YOUR INSTRUCTIONS: Filter the entries below, keeping only lines with the word "Archiving".

INFORMATION SHOWN:

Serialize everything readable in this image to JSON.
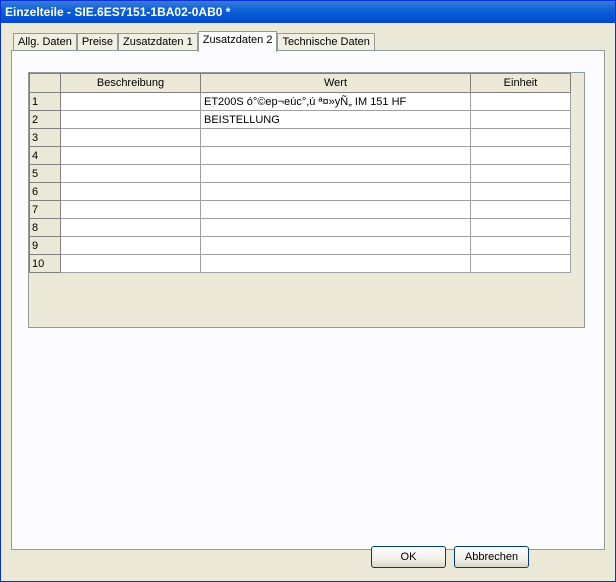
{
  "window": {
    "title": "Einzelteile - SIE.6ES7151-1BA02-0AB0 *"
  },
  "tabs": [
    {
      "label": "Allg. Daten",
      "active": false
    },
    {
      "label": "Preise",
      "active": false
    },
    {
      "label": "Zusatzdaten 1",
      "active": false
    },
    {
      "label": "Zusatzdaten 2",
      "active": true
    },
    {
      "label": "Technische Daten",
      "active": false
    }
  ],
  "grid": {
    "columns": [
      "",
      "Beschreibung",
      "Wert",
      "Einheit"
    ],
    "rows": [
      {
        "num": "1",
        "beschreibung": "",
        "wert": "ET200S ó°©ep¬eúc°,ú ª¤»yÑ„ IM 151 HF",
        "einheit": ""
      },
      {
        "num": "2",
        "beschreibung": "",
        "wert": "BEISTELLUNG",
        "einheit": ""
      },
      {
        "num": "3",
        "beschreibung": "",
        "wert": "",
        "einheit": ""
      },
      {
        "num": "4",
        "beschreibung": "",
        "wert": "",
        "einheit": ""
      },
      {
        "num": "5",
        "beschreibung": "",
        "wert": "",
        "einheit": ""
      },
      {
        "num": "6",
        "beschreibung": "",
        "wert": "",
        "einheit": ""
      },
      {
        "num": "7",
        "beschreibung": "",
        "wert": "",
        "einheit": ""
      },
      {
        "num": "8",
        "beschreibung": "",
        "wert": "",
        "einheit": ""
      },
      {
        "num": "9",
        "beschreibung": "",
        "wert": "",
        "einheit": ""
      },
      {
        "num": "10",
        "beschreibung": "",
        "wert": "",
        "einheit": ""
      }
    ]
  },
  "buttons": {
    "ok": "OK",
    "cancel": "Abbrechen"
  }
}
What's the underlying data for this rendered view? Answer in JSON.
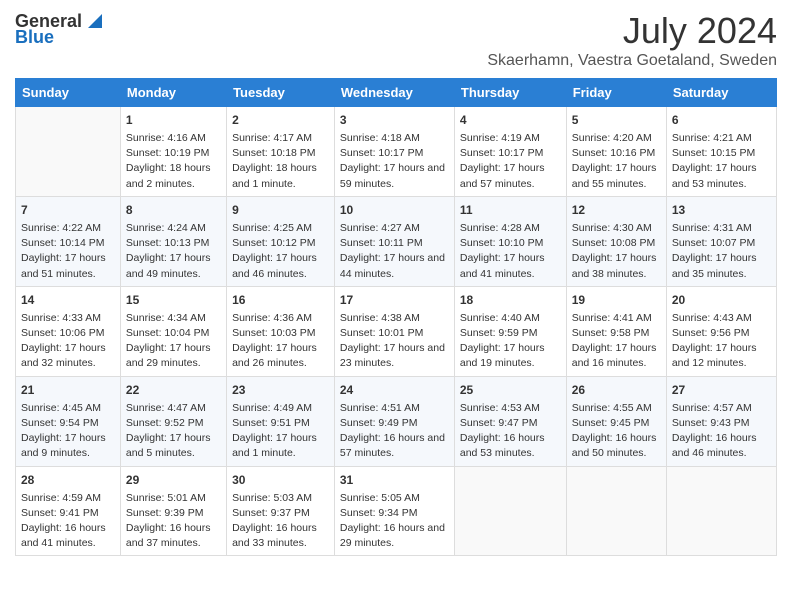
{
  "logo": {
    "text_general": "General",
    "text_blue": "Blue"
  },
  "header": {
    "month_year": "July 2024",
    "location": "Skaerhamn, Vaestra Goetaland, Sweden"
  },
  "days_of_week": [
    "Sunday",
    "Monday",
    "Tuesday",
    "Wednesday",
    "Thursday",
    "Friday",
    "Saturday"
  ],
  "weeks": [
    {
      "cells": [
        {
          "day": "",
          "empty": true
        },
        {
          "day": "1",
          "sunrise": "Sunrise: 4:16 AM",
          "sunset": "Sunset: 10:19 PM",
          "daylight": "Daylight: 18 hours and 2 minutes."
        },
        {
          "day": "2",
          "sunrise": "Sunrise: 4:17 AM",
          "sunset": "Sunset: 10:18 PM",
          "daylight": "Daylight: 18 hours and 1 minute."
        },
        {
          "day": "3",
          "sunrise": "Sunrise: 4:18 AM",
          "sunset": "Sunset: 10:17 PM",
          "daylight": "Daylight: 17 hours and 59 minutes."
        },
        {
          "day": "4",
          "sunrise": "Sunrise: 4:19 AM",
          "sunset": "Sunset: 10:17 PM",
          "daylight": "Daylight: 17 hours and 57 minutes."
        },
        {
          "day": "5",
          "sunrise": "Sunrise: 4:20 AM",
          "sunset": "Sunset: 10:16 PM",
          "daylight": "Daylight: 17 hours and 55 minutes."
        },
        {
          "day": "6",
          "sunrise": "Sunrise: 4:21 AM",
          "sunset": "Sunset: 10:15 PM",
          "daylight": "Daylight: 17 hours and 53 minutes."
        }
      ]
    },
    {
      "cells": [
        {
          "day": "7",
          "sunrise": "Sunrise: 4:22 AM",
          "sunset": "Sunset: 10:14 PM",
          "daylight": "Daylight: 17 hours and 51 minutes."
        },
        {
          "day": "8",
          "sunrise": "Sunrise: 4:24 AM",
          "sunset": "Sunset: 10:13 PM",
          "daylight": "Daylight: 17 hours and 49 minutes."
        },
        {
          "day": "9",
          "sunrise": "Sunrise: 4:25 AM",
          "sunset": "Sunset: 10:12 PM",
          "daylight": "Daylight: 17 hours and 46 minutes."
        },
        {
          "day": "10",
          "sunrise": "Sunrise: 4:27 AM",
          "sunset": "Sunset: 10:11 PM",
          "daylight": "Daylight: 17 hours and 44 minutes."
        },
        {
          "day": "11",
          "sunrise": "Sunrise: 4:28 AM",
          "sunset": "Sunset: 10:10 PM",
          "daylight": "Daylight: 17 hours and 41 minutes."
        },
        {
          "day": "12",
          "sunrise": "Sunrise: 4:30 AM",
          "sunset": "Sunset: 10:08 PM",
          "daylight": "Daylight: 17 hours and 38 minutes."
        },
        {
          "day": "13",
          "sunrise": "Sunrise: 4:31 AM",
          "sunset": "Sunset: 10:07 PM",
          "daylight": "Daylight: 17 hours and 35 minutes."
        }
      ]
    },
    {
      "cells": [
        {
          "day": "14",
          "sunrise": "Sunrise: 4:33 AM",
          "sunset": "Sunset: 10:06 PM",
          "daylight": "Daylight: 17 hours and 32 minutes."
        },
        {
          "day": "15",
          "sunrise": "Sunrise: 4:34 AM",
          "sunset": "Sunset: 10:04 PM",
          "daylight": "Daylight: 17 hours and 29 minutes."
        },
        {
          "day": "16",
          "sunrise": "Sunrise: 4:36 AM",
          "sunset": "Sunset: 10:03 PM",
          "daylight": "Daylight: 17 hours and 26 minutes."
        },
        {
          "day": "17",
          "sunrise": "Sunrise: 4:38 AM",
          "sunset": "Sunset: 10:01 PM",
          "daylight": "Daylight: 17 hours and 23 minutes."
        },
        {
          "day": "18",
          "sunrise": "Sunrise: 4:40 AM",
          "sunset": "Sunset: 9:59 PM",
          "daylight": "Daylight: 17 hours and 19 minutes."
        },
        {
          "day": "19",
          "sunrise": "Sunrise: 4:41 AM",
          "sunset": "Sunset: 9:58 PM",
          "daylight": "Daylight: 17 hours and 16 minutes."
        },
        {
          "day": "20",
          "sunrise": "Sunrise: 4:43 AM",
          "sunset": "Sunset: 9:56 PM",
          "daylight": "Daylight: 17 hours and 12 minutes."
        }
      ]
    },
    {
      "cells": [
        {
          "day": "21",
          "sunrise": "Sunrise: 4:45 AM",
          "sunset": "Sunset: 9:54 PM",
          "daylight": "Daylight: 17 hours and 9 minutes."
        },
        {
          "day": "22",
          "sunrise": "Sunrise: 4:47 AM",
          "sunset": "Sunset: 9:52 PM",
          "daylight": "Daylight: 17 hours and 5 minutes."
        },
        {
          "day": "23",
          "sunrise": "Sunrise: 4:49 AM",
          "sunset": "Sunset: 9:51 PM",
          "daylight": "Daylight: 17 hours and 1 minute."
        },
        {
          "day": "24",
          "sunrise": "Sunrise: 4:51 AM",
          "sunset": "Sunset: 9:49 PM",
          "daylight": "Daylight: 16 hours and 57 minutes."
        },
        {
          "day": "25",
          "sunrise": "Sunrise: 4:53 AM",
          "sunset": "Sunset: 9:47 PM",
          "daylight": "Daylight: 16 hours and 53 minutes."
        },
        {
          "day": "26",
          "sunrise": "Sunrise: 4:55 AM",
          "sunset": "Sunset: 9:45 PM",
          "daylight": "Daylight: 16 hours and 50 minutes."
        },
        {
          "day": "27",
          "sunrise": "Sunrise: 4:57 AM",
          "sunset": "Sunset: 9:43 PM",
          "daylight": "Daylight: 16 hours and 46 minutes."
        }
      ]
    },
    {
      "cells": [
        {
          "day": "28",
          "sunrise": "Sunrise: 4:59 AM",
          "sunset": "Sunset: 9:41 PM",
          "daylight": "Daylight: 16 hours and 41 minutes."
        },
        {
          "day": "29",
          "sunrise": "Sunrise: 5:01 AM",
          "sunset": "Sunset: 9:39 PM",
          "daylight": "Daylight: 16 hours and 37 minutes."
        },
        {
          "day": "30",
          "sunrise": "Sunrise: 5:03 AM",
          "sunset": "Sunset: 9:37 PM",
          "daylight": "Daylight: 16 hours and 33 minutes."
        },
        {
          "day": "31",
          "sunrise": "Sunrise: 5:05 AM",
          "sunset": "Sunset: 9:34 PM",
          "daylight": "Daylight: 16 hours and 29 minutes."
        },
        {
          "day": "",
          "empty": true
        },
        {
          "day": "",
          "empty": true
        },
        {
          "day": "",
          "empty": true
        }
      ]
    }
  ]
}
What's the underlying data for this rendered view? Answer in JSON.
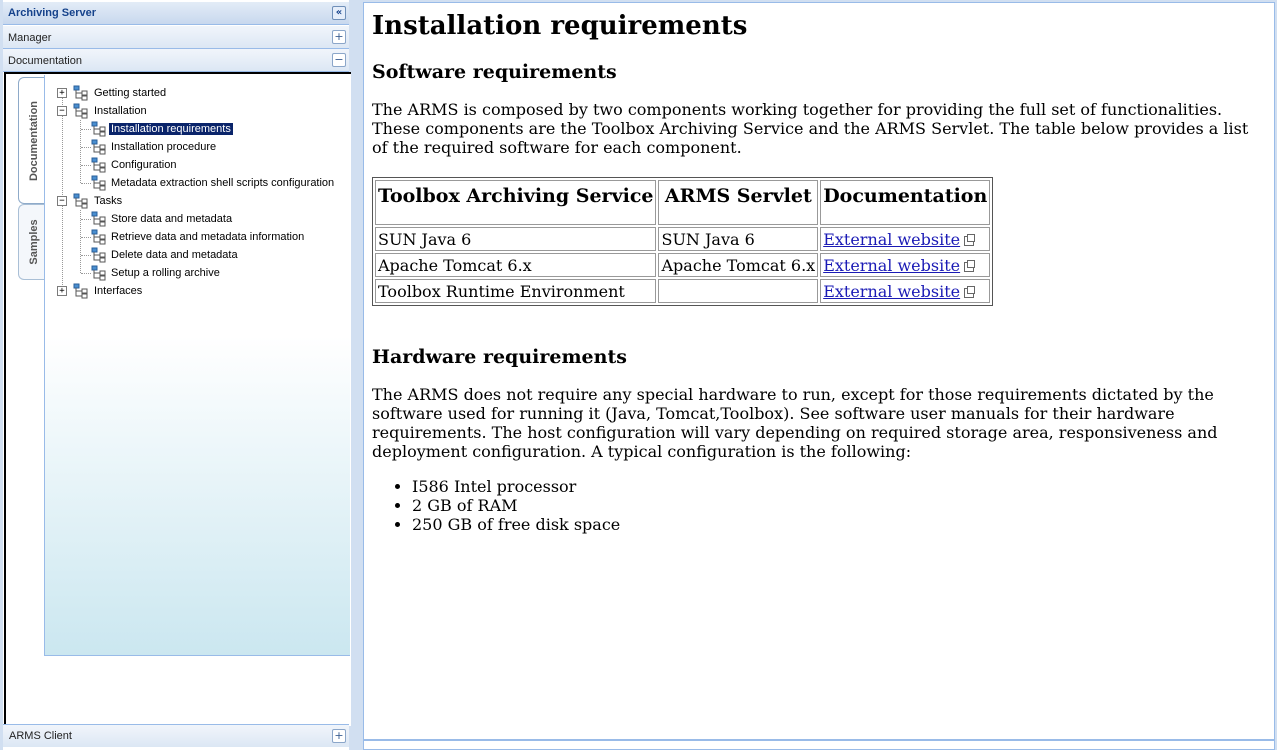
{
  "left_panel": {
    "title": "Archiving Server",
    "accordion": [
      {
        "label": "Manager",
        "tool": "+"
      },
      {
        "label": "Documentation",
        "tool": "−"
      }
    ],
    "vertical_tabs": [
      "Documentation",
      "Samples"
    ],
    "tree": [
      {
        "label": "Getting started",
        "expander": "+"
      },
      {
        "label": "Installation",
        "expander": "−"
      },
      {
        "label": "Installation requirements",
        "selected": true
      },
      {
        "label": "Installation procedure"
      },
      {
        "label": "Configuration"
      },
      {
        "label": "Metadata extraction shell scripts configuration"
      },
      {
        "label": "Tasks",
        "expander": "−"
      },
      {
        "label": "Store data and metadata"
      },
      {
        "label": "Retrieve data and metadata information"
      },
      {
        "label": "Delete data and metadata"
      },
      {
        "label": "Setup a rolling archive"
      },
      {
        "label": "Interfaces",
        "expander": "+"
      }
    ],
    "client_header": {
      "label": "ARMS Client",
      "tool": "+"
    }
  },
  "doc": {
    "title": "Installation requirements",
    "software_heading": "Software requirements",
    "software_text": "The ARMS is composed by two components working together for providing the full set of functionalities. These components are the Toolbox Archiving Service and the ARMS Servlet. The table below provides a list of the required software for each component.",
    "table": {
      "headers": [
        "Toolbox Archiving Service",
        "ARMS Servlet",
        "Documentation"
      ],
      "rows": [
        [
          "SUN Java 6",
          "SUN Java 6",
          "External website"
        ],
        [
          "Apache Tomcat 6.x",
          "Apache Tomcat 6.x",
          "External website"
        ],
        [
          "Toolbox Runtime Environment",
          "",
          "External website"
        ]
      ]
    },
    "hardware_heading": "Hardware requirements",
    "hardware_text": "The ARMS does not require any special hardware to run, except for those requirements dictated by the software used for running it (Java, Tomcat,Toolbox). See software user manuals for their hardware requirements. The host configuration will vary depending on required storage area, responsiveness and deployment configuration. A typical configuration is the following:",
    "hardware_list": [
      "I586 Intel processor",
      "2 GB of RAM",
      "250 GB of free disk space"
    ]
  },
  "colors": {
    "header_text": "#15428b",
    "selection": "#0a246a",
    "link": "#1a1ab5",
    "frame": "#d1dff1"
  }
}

COMPLETED TASK:
    "title": "Archiving Server",
    "software_text": "The ARMS is composed by two components working together for providing the full set of functionalities. These components are the Toolbox Archiving Service and the ARMS Servlet. The table below provides a list of the required software for each component.",
        "Toolbox Archiving Service",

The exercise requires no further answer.